WHAT THIS TASK INVOLVES
Repeat the material verbatim and drop the pictures.

DATA SUPPLIED
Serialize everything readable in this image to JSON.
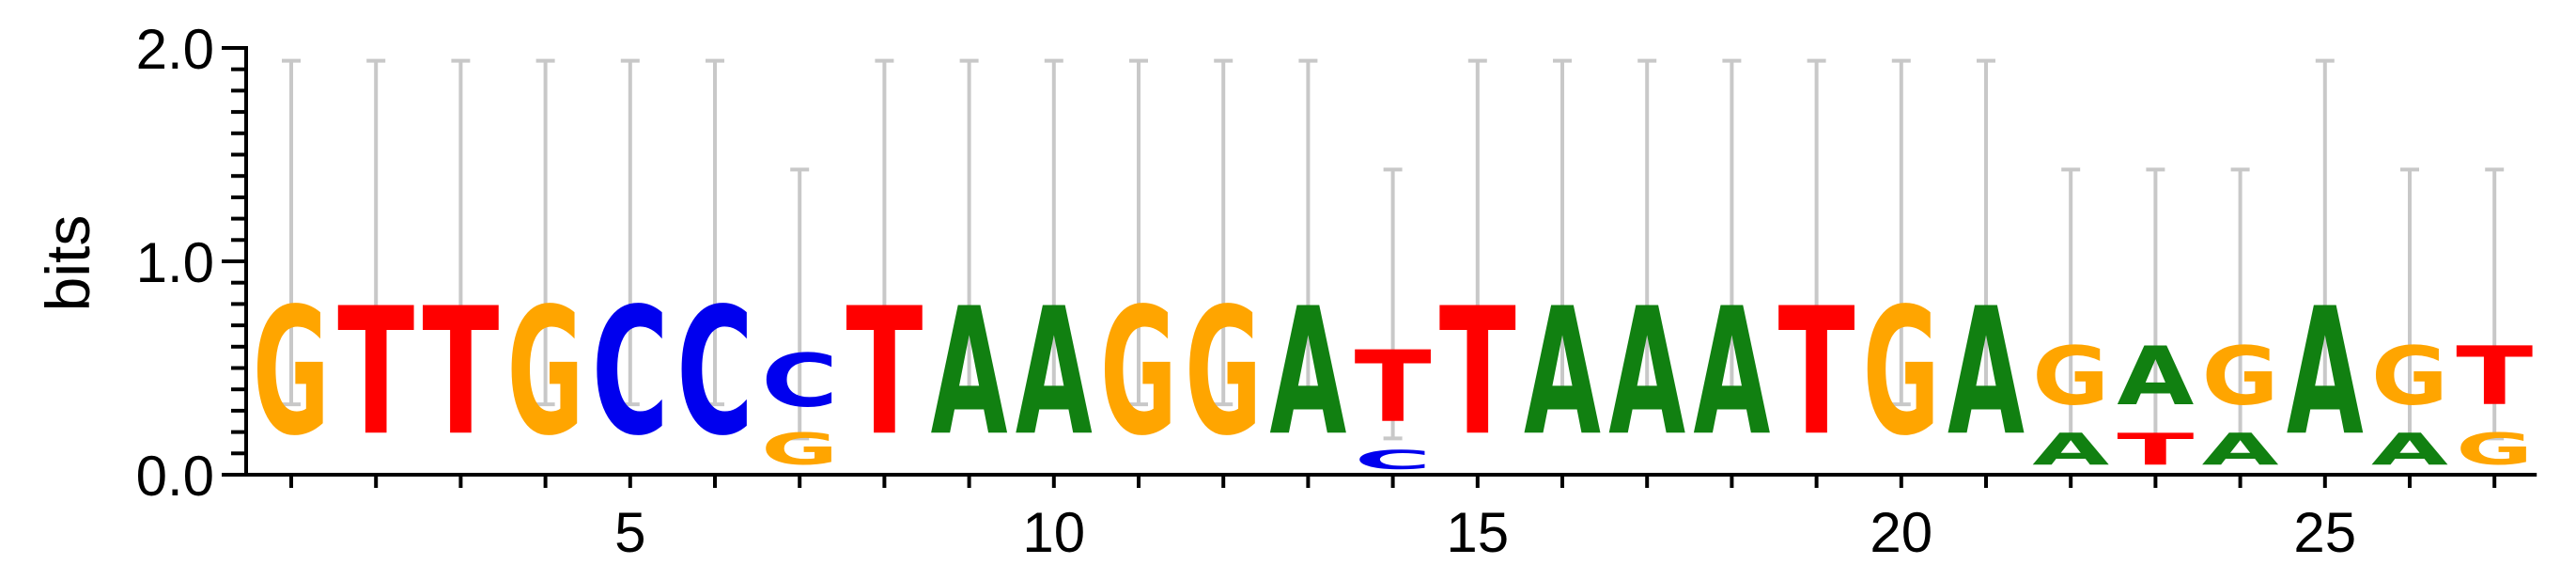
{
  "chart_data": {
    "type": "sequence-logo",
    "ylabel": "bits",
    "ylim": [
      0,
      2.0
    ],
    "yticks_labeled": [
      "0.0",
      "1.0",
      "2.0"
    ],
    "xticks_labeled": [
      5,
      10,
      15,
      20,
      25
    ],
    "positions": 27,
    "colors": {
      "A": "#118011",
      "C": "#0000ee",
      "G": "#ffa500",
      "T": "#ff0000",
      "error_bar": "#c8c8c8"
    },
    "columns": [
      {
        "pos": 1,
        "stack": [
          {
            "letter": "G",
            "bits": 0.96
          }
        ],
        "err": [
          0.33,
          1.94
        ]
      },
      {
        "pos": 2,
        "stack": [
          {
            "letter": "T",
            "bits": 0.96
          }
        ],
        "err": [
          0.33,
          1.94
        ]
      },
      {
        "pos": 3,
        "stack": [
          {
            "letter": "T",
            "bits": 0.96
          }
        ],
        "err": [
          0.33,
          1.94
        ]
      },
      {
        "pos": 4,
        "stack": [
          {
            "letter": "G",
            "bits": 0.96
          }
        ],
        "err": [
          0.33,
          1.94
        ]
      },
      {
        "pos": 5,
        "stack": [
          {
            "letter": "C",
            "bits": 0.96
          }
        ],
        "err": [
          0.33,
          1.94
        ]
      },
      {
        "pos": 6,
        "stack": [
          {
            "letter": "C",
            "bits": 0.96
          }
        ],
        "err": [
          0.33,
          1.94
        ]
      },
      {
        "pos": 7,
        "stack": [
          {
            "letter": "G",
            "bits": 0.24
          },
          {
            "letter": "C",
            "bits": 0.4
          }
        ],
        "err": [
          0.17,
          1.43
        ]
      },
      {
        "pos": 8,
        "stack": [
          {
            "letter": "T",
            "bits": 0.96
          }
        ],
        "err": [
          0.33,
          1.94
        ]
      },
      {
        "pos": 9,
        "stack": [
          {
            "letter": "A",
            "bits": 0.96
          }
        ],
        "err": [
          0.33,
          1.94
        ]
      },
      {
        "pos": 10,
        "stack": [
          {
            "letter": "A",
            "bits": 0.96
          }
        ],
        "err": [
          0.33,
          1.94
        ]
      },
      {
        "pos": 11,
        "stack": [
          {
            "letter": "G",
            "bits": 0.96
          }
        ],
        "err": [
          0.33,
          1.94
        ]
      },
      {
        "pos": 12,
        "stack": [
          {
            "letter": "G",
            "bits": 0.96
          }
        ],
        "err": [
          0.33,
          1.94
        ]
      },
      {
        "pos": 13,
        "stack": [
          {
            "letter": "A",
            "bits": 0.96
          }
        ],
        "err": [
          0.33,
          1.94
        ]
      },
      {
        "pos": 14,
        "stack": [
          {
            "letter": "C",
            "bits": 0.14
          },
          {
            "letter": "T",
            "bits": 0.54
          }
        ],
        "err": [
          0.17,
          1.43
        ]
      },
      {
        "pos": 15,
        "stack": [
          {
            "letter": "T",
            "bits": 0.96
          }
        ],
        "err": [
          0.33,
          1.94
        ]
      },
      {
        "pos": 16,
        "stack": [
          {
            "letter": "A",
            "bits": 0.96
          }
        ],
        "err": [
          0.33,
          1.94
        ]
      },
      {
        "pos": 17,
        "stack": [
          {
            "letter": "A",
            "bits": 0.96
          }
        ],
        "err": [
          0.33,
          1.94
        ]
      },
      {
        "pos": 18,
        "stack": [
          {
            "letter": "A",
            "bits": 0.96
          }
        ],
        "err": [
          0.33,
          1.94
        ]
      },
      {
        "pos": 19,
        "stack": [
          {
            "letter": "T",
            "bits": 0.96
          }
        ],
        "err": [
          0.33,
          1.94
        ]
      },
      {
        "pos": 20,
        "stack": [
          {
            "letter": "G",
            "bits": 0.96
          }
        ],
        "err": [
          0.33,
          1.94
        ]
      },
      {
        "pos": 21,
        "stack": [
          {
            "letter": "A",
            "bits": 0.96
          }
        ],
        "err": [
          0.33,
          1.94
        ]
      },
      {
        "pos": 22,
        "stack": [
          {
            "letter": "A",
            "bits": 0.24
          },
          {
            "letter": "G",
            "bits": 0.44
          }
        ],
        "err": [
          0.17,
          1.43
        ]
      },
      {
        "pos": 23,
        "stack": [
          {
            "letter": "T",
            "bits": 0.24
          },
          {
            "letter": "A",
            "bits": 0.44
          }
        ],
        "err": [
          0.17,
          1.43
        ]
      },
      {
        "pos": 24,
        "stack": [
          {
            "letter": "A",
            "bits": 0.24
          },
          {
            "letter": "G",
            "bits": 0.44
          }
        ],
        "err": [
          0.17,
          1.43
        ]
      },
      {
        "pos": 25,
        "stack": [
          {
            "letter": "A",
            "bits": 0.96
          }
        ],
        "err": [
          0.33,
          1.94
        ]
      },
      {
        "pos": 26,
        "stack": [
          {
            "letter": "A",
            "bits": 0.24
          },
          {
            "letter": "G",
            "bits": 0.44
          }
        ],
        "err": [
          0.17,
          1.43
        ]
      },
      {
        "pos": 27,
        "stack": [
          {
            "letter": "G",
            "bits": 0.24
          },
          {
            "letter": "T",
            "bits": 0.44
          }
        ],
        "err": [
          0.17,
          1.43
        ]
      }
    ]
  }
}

THE COMPLETED TASK
Serialize everything readable in this image to JSON.
{
  "chart_data": {
    "type": "sequence-logo",
    "ylabel": "bits",
    "ylim": [
      0,
      2.0
    ],
    "yticks_labeled": [
      "0.0",
      "1.0",
      "2.0"
    ],
    "xticks_labeled": [
      5,
      10,
      15,
      20,
      25
    ],
    "positions": 27,
    "colors": {
      "A": "#118011",
      "C": "#0000ee",
      "G": "#ffa500",
      "T": "#ff0000",
      "error_bar": "#c8c8c8"
    },
    "columns": [
      {
        "pos": 1,
        "stack": [
          {
            "letter": "G",
            "bits": 0.96
          }
        ],
        "err": [
          0.33,
          1.94
        ]
      },
      {
        "pos": 2,
        "stack": [
          {
            "letter": "T",
            "bits": 0.96
          }
        ],
        "err": [
          0.33,
          1.94
        ]
      },
      {
        "pos": 3,
        "stack": [
          {
            "letter": "T",
            "bits": 0.96
          }
        ],
        "err": [
          0.33,
          1.94
        ]
      },
      {
        "pos": 4,
        "stack": [
          {
            "letter": "G",
            "bits": 0.96
          }
        ],
        "err": [
          0.33,
          1.94
        ]
      },
      {
        "pos": 5,
        "stack": [
          {
            "letter": "C",
            "bits": 0.96
          }
        ],
        "err": [
          0.33,
          1.94
        ]
      },
      {
        "pos": 6,
        "stack": [
          {
            "letter": "C",
            "bits": 0.96
          }
        ],
        "err": [
          0.33,
          1.94
        ]
      },
      {
        "pos": 7,
        "stack": [
          {
            "letter": "G",
            "bits": 0.24
          },
          {
            "letter": "C",
            "bits": 0.4
          }
        ],
        "err": [
          0.17,
          1.43
        ]
      },
      {
        "pos": 8,
        "stack": [
          {
            "letter": "T",
            "bits": 0.96
          }
        ],
        "err": [
          0.33,
          1.94
        ]
      },
      {
        "pos": 9,
        "stack": [
          {
            "letter": "A",
            "bits": 0.96
          }
        ],
        "err": [
          0.33,
          1.94
        ]
      },
      {
        "pos": 10,
        "stack": [
          {
            "letter": "A",
            "bits": 0.96
          }
        ],
        "err": [
          0.33,
          1.94
        ]
      },
      {
        "pos": 11,
        "stack": [
          {
            "letter": "G",
            "bits": 0.96
          }
        ],
        "err": [
          0.33,
          1.94
        ]
      },
      {
        "pos": 12,
        "stack": [
          {
            "letter": "G",
            "bits": 0.96
          }
        ],
        "err": [
          0.33,
          1.94
        ]
      },
      {
        "pos": 13,
        "stack": [
          {
            "letter": "A",
            "bits": 0.96
          }
        ],
        "err": [
          0.33,
          1.94
        ]
      },
      {
        "pos": 14,
        "stack": [
          {
            "letter": "C",
            "bits": 0.14
          },
          {
            "letter": "T",
            "bits": 0.54
          }
        ],
        "err": [
          0.17,
          1.43
        ]
      },
      {
        "pos": 15,
        "stack": [
          {
            "letter": "T",
            "bits": 0.96
          }
        ],
        "err": [
          0.33,
          1.94
        ]
      },
      {
        "pos": 16,
        "stack": [
          {
            "letter": "A",
            "bits": 0.96
          }
        ],
        "err": [
          0.33,
          1.94
        ]
      },
      {
        "pos": 17,
        "stack": [
          {
            "letter": "A",
            "bits": 0.96
          }
        ],
        "err": [
          0.33,
          1.94
        ]
      },
      {
        "pos": 18,
        "stack": [
          {
            "letter": "A",
            "bits": 0.96
          }
        ],
        "err": [
          0.33,
          1.94
        ]
      },
      {
        "pos": 19,
        "stack": [
          {
            "letter": "T",
            "bits": 0.96
          }
        ],
        "err": [
          0.33,
          1.94
        ]
      },
      {
        "pos": 20,
        "stack": [
          {
            "letter": "G",
            "bits": 0.96
          }
        ],
        "err": [
          0.33,
          1.94
        ]
      },
      {
        "pos": 21,
        "stack": [
          {
            "letter": "A",
            "bits": 0.96
          }
        ],
        "err": [
          0.33,
          1.94
        ]
      },
      {
        "pos": 22,
        "stack": [
          {
            "letter": "A",
            "bits": 0.24
          },
          {
            "letter": "G",
            "bits": 0.44
          }
        ],
        "err": [
          0.17,
          1.43
        ]
      },
      {
        "pos": 23,
        "stack": [
          {
            "letter": "T",
            "bits": 0.24
          },
          {
            "letter": "A",
            "bits": 0.44
          }
        ],
        "err": [
          0.17,
          1.43
        ]
      },
      {
        "pos": 24,
        "stack": [
          {
            "letter": "A",
            "bits": 0.24
          },
          {
            "letter": "G",
            "bits": 0.44
          }
        ],
        "err": [
          0.17,
          1.43
        ]
      },
      {
        "pos": 25,
        "stack": [
          {
            "letter": "A",
            "bits": 0.96
          }
        ],
        "err": [
          0.33,
          1.94
        ]
      },
      {
        "pos": 26,
        "stack": [
          {
            "letter": "A",
            "bits": 0.24
          },
          {
            "letter": "G",
            "bits": 0.44
          }
        ],
        "err": [
          0.17,
          1.43
        ]
      },
      {
        "pos": 27,
        "stack": [
          {
            "letter": "G",
            "bits": 0.24
          },
          {
            "letter": "T",
            "bits": 0.44
          }
        ],
        "err": [
          0.17,
          1.43
        ]
      }
    ]
  }
}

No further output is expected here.